Work instructions
Copy out each line containing "this" from the entries below.

- - - - -

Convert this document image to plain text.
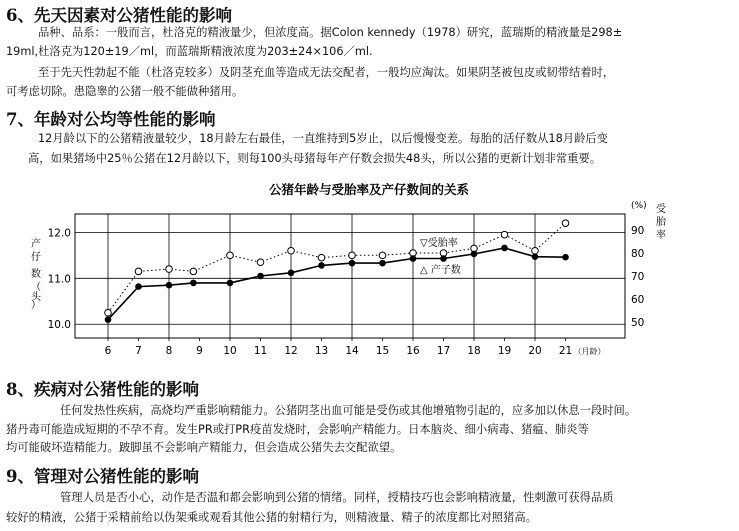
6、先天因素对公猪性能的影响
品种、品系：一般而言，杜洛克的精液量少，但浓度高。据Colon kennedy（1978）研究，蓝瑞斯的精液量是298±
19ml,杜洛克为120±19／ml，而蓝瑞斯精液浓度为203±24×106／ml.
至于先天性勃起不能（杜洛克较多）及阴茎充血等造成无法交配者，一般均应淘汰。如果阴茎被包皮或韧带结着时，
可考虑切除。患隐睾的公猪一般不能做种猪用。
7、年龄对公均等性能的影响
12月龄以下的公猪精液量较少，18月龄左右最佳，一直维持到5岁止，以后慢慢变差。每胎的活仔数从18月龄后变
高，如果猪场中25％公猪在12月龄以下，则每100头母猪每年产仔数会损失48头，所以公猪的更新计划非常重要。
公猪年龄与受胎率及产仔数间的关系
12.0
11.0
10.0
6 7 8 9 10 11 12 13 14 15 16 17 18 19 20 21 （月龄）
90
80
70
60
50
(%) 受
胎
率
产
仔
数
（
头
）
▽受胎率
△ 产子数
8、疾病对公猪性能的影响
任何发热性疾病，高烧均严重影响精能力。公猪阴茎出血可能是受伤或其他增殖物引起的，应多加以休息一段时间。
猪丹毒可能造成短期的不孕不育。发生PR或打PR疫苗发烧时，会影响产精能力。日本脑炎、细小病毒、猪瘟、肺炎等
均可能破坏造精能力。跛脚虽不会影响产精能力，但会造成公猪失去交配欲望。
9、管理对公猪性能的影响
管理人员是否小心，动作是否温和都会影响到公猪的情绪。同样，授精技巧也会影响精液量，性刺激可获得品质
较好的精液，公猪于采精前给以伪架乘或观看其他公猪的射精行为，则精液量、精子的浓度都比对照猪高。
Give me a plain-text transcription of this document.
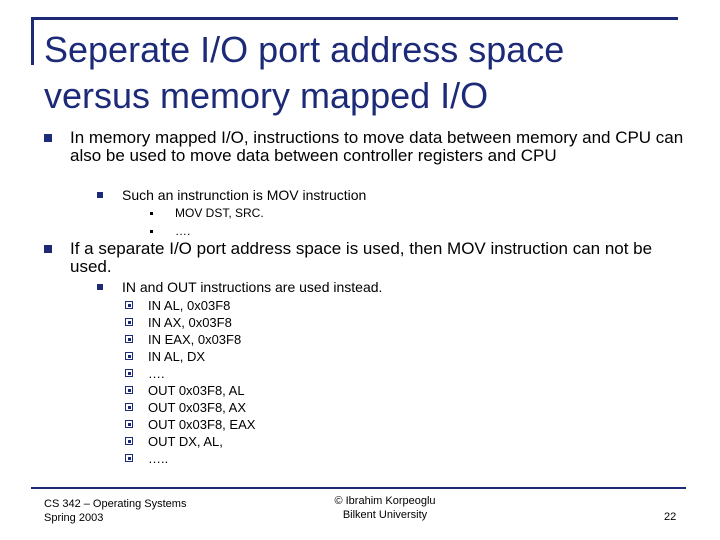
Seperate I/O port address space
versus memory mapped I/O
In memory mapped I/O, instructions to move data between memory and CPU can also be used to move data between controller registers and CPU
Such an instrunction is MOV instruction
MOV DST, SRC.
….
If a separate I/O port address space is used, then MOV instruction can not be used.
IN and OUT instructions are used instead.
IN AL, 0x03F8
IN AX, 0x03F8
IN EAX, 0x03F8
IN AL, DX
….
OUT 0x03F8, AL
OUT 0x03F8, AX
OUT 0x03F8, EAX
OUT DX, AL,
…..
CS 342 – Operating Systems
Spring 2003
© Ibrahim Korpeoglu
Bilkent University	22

- - - - -

Correct response
Convert this document image to plain text.
Give me a plain-text transcription of this document.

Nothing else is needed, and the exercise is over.